Collection entries:
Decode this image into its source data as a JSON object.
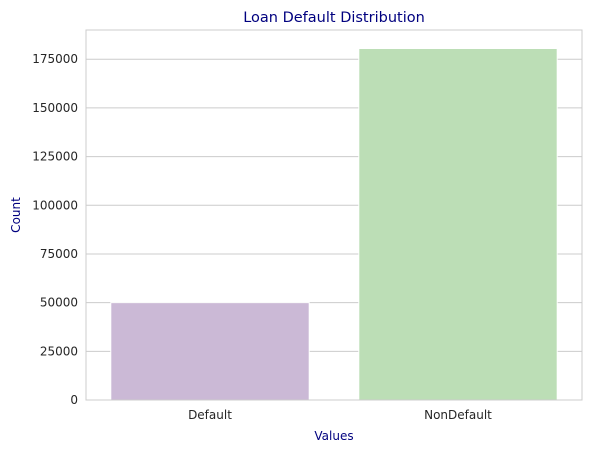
{
  "chart_data": {
    "type": "bar",
    "title": "Loan Default Distribution",
    "xlabel": "Values",
    "ylabel": "Count",
    "categories": [
      "Default",
      "NonDefault"
    ],
    "values": [
      50000,
      180500
    ],
    "ylim": [
      0,
      190000
    ],
    "yticks": [
      0,
      25000,
      50000,
      75000,
      100000,
      125000,
      150000,
      175000
    ],
    "ytick_labels": [
      "0",
      "25000",
      "50000",
      "75000",
      "100000",
      "125000",
      "150000",
      "175000"
    ],
    "grid": "horizontal",
    "colors": {
      "bars": [
        "#cbb9d6",
        "#bcdeb6"
      ],
      "title": "#00007f",
      "axis_labels": "#00007f",
      "grid": "#cccccc",
      "frame": "#cccccc"
    }
  }
}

* Given request
Your task is to reproduce all of the material exactly. The pictures stay out.

* Exercise result
Decode this image into its source data as a JSON object.
{
  "chart_data": {
    "type": "bar",
    "title": "Loan Default Distribution",
    "xlabel": "Values",
    "ylabel": "Count",
    "categories": [
      "Default",
      "NonDefault"
    ],
    "values": [
      50000,
      180500
    ],
    "ylim": [
      0,
      190000
    ],
    "yticks": [
      0,
      25000,
      50000,
      75000,
      100000,
      125000,
      150000,
      175000
    ],
    "ytick_labels": [
      "0",
      "25000",
      "50000",
      "75000",
      "100000",
      "125000",
      "150000",
      "175000"
    ],
    "grid": "horizontal",
    "colors": {
      "bars": [
        "#cbb9d6",
        "#bcdeb6"
      ],
      "title": "#00007f",
      "axis_labels": "#00007f",
      "grid": "#cccccc",
      "frame": "#cccccc"
    }
  }
}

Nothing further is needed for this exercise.